**SHORT PROBLEM**.
Take each line containing "document" and report it exactly as written.

***** RECORDS PROVIDED *****

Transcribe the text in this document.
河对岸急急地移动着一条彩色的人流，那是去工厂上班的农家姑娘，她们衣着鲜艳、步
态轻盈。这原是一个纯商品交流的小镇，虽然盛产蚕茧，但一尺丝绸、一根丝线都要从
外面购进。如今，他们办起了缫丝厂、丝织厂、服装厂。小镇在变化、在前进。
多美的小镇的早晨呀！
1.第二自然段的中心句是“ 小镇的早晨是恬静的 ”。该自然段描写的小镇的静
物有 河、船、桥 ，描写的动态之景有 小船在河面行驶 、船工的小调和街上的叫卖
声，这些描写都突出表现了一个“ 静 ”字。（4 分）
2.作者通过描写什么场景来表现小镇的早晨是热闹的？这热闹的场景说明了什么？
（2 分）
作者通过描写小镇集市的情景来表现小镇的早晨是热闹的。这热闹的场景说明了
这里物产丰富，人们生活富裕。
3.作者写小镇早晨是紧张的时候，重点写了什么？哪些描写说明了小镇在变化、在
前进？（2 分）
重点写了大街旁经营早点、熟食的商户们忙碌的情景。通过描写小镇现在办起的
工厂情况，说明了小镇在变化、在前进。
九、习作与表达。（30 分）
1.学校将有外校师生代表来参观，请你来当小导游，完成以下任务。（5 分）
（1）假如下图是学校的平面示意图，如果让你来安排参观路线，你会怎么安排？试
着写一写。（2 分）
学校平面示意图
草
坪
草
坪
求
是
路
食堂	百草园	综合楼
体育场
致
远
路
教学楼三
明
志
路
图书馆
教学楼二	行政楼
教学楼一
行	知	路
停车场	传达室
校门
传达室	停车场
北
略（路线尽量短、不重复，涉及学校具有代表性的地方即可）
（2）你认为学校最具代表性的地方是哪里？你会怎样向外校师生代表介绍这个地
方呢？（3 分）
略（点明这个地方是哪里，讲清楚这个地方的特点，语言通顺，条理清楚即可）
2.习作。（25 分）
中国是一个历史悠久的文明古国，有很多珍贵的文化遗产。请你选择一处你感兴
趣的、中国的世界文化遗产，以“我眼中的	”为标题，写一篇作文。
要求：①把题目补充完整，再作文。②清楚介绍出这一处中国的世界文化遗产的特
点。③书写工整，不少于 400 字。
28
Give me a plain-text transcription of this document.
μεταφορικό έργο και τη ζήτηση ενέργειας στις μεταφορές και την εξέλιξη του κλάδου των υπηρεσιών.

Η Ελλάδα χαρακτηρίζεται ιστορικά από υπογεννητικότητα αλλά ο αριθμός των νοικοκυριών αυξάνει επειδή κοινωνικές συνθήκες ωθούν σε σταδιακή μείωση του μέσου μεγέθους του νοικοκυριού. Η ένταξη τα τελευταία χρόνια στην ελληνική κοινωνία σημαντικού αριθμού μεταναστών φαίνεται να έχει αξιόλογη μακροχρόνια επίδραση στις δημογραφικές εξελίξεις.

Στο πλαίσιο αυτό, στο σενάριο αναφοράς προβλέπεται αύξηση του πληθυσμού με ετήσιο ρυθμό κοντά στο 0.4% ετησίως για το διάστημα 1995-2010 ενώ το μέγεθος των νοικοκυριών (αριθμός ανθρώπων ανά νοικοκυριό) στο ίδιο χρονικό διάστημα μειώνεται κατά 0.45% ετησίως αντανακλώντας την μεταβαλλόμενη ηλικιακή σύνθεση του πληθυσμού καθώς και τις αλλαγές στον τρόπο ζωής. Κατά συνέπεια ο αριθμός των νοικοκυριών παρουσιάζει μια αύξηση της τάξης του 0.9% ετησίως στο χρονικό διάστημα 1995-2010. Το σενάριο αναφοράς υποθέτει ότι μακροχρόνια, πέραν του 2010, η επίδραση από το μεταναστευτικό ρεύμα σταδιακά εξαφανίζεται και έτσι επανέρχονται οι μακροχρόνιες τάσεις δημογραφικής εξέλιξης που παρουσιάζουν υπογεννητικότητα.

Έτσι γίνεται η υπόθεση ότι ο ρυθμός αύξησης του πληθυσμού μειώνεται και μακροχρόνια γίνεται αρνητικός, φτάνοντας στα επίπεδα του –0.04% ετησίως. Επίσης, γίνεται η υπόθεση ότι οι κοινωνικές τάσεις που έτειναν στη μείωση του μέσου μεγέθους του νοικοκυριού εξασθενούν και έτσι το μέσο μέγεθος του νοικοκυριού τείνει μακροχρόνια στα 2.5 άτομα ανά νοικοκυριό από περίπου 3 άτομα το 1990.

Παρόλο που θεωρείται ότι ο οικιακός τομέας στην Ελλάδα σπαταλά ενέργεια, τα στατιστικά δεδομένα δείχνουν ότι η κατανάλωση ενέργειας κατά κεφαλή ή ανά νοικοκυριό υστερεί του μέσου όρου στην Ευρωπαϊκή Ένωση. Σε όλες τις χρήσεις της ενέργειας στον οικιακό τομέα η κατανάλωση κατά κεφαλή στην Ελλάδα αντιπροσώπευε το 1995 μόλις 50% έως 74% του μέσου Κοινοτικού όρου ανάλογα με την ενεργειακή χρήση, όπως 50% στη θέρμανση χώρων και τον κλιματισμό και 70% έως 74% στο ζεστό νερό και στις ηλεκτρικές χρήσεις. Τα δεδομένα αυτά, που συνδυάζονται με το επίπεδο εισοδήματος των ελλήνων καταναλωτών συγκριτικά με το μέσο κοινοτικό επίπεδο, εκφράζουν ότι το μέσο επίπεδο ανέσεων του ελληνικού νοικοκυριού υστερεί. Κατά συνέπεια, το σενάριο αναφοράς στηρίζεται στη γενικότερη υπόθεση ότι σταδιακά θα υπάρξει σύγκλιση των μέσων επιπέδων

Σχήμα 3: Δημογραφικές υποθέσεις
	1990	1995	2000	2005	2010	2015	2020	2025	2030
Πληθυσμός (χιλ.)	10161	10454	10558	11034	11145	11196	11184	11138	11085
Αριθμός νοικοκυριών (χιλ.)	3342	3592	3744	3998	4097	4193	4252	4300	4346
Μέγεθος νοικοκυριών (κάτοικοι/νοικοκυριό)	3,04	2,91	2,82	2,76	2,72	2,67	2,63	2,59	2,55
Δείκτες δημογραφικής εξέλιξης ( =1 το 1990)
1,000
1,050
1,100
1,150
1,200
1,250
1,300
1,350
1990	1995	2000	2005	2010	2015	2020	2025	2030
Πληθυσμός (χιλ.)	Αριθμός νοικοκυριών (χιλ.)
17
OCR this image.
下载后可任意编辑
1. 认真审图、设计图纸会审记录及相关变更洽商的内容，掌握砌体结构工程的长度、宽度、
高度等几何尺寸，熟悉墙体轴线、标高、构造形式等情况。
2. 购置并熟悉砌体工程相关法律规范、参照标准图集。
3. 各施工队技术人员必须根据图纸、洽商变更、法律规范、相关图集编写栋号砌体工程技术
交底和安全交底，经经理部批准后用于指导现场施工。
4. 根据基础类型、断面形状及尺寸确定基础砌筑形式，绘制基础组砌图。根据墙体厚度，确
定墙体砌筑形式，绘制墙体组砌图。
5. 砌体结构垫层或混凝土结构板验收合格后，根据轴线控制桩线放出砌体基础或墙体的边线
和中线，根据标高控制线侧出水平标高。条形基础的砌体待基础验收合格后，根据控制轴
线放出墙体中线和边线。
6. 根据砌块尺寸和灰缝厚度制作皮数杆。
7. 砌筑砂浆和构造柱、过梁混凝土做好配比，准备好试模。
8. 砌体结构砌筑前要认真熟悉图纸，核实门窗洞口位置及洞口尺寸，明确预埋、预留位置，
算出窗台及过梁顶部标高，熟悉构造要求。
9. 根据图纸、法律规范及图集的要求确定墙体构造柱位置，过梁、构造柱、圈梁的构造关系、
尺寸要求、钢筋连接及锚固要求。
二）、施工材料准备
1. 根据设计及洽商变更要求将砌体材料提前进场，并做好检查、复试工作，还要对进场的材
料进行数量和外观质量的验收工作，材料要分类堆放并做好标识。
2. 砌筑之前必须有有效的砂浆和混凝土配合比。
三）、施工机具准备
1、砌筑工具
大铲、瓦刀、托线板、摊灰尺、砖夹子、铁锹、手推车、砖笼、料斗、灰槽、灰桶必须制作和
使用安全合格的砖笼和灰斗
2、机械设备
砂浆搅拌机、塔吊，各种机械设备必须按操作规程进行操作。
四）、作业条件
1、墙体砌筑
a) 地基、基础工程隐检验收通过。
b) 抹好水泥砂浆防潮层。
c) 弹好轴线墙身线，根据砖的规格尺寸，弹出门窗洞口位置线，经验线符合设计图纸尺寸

*****

**ANSWER FOR THIS EXERCISE**.
Transcribe the text in this document.
Give me a plain-text transcription of this document.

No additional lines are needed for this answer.